◆ **STATED GOAL**
Can you print this listing back without changing a single character?

◆ **RECORDS FOR PROCESSING**
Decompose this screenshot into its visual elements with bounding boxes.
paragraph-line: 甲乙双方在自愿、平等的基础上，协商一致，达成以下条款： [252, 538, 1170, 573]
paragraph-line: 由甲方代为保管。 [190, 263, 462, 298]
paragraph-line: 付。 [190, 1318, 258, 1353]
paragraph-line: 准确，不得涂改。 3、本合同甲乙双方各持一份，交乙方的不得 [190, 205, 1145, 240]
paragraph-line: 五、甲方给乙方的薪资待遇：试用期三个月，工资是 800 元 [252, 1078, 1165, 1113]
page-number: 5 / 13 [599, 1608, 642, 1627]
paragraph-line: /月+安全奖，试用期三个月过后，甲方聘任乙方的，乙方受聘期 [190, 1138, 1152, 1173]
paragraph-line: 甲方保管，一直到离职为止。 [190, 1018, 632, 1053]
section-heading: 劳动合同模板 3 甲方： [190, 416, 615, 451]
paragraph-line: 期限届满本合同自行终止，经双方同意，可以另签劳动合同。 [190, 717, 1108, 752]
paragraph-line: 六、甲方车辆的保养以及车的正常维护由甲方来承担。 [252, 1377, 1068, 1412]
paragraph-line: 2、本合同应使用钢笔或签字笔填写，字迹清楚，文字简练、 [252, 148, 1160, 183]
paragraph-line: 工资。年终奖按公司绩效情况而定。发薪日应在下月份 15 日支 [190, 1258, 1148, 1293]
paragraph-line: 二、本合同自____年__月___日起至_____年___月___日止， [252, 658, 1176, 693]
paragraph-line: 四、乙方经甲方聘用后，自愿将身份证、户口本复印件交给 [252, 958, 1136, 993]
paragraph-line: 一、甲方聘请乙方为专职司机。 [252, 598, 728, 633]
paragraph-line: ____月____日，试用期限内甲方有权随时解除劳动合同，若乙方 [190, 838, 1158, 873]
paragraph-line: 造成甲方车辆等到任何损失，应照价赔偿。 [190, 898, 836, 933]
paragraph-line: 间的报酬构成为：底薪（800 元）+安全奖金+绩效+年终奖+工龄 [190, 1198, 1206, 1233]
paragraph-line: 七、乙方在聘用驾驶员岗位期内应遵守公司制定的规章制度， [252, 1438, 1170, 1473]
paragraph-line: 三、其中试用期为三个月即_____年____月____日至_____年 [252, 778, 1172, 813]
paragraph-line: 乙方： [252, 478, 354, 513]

◆ **TASK SOLUTION**
Decompose this screenshot into its visual elements with bounding boxes.
paragraph-line: 甲乙双方在自愿、平等的基础上，协商一致，达成以下条款： [252, 538, 1170, 573]
paragraph-line: 由甲方代为保管。 [190, 263, 462, 298]
paragraph-line: 付。 [190, 1318, 258, 1353]
paragraph-line: 准确，不得涂改。 3、本合同甲乙双方各持一份，交乙方的不得 [190, 205, 1145, 240]
paragraph-line: 五、甲方给乙方的薪资待遇：试用期三个月，工资是 800 元 [252, 1078, 1165, 1113]
page-number: 5 / 13 [599, 1608, 642, 1627]
paragraph-line: /月+安全奖，试用期三个月过后，甲方聘任乙方的，乙方受聘期 [190, 1138, 1152, 1173]
paragraph-line: 甲方保管，一直到离职为止。 [190, 1018, 632, 1053]
section-heading: 劳动合同模板 3 甲方： [190, 416, 615, 451]
paragraph-line: 期限届满本合同自行终止，经双方同意，可以另签劳动合同。 [190, 717, 1108, 752]
paragraph-line: 六、甲方车辆的保养以及车的正常维护由甲方来承担。 [252, 1377, 1068, 1412]
paragraph-line: 2、本合同应使用钢笔或签字笔填写，字迹清楚，文字简练、 [252, 148, 1160, 183]
paragraph-line: 工资。年终奖按公司绩效情况而定。发薪日应在下月份 15 日支 [190, 1258, 1148, 1293]
paragraph-line: 二、本合同自____年__月___日起至_____年___月___日止， [252, 658, 1176, 693]
paragraph-line: 四、乙方经甲方聘用后，自愿将身份证、户口本复印件交给 [252, 958, 1136, 993]
paragraph-line: 一、甲方聘请乙方为专职司机。 [252, 598, 728, 633]
paragraph-line: ____月____日，试用期限内甲方有权随时解除劳动合同，若乙方 [190, 838, 1158, 873]
paragraph-line: 造成甲方车辆等到任何损失，应照价赔偿。 [190, 898, 836, 933]
paragraph-line: 间的报酬构成为：底薪（800 元）+安全奖金+绩效+年终奖+工龄 [190, 1198, 1206, 1233]
paragraph-line: 七、乙方在聘用驾驶员岗位期内应遵守公司制定的规章制度， [252, 1438, 1170, 1473]
paragraph-line: 三、其中试用期为三个月即_____年____月____日至_____年 [252, 778, 1172, 813]
paragraph-line: 乙方： [252, 478, 354, 513]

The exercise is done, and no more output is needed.